Select all lines with the string "arrow" in them, and copy those lines.

» RECORDS FOR THE EXERCISE:

((

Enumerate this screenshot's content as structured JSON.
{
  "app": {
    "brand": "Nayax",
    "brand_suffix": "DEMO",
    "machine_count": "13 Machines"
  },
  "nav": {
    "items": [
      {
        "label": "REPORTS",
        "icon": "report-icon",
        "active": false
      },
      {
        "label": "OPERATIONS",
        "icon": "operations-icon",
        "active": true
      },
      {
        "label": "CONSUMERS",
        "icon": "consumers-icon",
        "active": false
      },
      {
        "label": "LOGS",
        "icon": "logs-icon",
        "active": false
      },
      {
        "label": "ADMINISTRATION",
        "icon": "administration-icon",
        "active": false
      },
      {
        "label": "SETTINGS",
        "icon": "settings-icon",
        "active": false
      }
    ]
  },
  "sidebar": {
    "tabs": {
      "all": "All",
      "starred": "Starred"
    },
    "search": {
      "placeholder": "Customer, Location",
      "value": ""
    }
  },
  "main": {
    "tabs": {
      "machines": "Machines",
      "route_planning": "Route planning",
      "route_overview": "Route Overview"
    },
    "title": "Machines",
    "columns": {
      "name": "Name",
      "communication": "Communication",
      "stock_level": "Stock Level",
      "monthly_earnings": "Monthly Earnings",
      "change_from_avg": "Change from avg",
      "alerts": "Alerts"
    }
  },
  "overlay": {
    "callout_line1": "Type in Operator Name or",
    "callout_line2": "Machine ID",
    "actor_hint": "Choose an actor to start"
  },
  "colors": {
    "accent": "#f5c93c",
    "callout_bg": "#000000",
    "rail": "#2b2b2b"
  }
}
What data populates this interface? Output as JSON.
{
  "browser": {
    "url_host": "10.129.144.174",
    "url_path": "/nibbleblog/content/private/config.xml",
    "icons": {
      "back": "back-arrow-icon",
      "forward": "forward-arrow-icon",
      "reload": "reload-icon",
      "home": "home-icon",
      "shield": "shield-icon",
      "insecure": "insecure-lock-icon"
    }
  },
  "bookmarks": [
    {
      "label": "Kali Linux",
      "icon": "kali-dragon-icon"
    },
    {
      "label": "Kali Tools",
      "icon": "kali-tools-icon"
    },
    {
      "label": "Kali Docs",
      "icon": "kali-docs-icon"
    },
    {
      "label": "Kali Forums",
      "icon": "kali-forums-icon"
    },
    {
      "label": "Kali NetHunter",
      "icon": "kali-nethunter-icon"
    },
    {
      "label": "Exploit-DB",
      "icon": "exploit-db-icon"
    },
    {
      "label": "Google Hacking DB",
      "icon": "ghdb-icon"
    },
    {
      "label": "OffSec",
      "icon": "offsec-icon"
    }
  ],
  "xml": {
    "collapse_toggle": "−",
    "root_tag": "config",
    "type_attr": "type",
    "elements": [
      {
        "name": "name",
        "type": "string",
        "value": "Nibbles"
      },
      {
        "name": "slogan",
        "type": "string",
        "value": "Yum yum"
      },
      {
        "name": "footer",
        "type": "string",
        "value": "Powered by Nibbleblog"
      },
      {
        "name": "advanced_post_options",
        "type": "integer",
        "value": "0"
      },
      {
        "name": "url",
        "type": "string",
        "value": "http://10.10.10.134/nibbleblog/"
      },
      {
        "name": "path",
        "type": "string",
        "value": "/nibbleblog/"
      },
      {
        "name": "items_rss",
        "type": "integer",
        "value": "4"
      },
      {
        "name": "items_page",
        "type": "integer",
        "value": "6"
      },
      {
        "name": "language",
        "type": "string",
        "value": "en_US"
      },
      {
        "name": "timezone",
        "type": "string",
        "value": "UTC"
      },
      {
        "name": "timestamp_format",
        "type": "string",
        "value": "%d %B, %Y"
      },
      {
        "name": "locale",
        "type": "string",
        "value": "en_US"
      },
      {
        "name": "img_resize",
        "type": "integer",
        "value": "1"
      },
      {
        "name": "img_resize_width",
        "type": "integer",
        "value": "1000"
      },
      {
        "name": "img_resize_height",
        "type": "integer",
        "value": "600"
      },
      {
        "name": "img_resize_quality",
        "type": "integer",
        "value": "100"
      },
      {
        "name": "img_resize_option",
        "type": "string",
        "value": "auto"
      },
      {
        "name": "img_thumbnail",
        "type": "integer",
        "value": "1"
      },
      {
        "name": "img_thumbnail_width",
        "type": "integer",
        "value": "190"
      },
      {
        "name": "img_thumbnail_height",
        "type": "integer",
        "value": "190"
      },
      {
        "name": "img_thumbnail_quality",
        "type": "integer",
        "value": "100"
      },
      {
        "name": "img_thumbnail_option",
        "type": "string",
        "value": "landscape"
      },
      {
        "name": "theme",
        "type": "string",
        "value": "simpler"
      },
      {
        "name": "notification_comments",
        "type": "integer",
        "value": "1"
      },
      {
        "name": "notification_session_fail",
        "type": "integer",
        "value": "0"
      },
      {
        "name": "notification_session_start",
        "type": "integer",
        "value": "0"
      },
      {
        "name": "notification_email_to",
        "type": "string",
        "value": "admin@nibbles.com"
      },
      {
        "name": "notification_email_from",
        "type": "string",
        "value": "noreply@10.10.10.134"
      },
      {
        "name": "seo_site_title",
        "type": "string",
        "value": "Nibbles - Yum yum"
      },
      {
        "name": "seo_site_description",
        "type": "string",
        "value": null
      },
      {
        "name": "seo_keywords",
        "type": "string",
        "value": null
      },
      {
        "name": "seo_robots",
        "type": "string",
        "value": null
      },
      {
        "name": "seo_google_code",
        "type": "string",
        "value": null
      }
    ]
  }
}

))
((

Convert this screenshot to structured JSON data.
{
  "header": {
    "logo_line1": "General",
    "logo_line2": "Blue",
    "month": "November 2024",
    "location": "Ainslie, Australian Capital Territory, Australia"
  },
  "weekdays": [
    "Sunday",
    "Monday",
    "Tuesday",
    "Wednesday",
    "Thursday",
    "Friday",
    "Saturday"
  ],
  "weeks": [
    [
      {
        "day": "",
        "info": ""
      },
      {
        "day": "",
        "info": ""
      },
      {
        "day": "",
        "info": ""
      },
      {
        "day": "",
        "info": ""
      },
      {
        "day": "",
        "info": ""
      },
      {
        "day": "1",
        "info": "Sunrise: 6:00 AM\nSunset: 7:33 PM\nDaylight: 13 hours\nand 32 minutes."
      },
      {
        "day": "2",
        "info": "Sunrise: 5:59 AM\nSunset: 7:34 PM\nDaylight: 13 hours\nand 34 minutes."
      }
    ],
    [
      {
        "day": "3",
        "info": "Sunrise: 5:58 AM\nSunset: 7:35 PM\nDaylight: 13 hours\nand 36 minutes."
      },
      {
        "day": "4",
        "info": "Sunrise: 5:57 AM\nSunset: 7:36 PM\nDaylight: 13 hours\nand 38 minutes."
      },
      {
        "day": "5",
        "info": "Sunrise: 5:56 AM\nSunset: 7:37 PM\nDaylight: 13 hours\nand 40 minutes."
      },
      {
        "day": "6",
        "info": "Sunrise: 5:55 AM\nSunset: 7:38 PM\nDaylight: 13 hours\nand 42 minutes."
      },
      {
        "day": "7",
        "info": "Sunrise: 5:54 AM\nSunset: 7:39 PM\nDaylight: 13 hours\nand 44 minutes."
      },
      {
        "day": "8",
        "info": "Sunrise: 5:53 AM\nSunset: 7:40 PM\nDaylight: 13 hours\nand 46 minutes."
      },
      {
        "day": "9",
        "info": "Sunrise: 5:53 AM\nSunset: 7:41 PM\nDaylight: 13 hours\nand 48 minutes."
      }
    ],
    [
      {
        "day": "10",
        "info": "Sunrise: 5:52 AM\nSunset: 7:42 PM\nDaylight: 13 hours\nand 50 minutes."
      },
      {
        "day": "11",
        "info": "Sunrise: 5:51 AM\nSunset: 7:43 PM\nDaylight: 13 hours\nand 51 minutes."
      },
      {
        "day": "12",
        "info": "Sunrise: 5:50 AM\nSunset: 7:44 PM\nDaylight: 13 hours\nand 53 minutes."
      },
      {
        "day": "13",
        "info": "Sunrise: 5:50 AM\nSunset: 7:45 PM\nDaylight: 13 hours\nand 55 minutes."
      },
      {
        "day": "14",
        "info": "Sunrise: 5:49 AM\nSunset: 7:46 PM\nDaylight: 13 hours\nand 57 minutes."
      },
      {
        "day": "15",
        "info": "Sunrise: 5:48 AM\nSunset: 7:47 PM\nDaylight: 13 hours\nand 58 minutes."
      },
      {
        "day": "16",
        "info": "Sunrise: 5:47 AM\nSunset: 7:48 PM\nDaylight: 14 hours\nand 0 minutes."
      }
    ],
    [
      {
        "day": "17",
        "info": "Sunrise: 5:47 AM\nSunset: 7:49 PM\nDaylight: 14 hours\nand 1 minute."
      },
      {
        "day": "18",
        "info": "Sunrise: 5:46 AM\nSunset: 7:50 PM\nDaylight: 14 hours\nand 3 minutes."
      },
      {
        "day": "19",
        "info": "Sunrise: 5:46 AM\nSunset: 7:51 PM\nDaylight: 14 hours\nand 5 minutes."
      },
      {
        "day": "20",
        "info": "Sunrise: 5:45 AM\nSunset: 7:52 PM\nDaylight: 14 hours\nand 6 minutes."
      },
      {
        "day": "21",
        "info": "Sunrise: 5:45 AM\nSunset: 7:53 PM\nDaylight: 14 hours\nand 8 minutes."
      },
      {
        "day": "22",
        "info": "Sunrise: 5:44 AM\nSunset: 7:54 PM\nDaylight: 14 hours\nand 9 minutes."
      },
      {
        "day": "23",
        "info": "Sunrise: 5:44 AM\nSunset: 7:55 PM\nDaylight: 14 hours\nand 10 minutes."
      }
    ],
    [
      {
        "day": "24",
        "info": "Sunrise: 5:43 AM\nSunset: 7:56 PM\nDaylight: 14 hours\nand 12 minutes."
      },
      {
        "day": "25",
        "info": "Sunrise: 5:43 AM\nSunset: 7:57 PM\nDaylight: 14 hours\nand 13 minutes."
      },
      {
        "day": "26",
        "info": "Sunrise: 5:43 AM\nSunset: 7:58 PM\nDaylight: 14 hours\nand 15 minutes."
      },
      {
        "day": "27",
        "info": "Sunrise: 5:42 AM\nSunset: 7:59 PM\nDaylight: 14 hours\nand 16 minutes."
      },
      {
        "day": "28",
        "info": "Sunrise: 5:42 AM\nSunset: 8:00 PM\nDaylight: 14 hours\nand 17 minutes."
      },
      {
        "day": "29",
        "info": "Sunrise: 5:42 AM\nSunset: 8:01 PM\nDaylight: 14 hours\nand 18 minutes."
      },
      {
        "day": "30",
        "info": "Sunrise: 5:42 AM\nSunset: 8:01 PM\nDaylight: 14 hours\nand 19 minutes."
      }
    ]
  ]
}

))

» EXERCISE ANSWER:
      "back": "back-arrow-icon",
      "forward": "forward-arrow-icon",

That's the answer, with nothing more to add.